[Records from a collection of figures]
=====
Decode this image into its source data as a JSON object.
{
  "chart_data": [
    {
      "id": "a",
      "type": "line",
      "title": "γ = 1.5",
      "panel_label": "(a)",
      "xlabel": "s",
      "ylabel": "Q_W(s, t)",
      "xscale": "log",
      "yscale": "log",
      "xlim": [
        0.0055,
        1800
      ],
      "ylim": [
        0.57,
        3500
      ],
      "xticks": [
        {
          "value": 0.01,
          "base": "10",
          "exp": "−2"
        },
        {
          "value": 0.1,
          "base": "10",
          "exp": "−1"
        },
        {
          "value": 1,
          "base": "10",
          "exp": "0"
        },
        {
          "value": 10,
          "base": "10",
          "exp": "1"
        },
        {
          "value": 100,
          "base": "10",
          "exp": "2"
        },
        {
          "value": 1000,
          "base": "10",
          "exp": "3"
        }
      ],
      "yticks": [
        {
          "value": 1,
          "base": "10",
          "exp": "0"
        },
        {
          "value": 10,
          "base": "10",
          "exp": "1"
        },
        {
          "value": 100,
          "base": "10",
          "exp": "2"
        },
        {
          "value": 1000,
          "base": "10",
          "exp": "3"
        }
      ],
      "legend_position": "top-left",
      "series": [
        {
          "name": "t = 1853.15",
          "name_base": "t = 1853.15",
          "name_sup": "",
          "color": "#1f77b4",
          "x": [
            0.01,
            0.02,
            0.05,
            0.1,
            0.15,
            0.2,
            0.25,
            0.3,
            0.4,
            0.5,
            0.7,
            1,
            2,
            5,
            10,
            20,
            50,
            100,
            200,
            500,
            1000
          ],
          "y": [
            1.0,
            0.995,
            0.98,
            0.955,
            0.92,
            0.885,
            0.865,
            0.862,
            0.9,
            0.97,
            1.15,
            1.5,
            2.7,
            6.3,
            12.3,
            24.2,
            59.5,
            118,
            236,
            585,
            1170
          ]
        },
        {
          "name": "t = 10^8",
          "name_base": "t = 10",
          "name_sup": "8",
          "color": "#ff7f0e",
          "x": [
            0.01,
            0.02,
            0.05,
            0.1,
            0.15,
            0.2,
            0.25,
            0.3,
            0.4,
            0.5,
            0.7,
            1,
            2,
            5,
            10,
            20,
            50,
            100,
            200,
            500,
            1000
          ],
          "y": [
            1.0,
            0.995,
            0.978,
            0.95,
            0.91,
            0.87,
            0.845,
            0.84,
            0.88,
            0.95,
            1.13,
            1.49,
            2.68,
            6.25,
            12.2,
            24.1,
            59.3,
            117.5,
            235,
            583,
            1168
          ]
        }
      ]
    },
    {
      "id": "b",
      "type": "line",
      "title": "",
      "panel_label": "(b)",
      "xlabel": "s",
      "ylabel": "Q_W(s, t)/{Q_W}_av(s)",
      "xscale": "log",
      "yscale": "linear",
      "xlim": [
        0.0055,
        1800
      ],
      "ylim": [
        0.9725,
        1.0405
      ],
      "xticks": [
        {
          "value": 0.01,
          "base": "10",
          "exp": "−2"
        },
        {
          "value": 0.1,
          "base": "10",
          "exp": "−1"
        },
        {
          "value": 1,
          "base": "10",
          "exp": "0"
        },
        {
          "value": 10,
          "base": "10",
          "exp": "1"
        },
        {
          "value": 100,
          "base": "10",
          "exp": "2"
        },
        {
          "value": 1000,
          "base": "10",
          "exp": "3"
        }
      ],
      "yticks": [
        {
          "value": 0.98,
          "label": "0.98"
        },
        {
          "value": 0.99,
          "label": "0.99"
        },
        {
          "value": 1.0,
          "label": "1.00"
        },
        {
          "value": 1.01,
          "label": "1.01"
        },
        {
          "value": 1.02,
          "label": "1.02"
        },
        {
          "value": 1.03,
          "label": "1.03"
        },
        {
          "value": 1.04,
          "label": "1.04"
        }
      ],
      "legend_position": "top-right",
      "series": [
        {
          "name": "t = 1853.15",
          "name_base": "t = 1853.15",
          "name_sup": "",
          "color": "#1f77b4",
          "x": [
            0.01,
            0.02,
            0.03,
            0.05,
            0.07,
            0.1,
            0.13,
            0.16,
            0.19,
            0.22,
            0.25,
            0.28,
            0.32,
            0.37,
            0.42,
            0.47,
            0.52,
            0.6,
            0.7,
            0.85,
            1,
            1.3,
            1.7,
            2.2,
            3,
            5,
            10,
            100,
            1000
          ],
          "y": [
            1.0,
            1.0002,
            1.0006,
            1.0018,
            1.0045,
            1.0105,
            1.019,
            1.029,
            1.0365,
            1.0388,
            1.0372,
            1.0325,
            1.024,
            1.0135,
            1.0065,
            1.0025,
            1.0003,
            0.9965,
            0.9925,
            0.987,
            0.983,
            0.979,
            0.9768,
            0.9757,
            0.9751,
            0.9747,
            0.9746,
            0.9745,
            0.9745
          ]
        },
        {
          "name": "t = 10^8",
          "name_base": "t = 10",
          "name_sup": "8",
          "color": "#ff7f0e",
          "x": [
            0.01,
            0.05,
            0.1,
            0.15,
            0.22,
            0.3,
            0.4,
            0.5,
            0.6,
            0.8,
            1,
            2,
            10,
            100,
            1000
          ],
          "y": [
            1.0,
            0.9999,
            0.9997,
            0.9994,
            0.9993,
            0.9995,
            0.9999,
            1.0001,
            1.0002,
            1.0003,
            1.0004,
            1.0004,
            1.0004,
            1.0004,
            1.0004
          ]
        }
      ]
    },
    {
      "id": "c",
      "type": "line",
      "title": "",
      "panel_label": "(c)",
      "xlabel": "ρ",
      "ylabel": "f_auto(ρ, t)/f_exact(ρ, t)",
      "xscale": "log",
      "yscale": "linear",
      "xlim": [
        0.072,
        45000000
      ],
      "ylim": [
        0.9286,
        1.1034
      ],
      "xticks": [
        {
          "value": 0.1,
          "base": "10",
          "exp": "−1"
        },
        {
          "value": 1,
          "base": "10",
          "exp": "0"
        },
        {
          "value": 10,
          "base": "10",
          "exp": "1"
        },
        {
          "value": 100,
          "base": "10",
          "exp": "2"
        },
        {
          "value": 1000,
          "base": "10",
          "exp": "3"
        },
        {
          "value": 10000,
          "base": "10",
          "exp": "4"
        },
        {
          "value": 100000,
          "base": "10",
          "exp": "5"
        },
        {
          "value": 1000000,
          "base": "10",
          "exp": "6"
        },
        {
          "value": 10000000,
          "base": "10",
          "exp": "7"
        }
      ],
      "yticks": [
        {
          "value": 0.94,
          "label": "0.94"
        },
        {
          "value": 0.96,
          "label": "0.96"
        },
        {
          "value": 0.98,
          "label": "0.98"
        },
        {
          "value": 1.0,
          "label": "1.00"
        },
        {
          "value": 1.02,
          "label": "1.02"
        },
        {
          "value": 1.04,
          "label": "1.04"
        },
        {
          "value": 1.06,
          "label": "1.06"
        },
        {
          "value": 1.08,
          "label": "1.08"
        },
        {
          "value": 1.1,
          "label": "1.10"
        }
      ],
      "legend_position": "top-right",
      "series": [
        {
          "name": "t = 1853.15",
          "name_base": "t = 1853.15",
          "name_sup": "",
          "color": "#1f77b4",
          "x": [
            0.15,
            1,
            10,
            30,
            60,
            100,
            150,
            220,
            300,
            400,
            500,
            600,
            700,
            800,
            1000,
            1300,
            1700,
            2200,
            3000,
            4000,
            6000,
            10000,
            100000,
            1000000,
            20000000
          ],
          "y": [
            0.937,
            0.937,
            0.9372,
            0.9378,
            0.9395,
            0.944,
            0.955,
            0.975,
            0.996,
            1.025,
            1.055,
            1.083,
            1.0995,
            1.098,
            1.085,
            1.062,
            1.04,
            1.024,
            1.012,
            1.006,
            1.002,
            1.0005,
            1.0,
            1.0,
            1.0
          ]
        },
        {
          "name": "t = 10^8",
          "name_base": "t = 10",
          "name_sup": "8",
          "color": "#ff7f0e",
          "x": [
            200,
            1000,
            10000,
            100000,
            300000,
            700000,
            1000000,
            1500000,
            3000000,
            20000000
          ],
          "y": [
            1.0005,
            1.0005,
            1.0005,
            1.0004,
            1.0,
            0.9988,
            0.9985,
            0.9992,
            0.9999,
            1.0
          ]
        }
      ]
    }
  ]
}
=====
**Prompt**
Using the material above, gather every line that includes "ylabel".

**Written response**
      "ylabel": "Q_W(s, t)",
      "ylabel": "Q_W(s, t)/{Q_W}_av(s)",
      "ylabel": "f_auto(ρ, t)/f_exact(ρ, t)",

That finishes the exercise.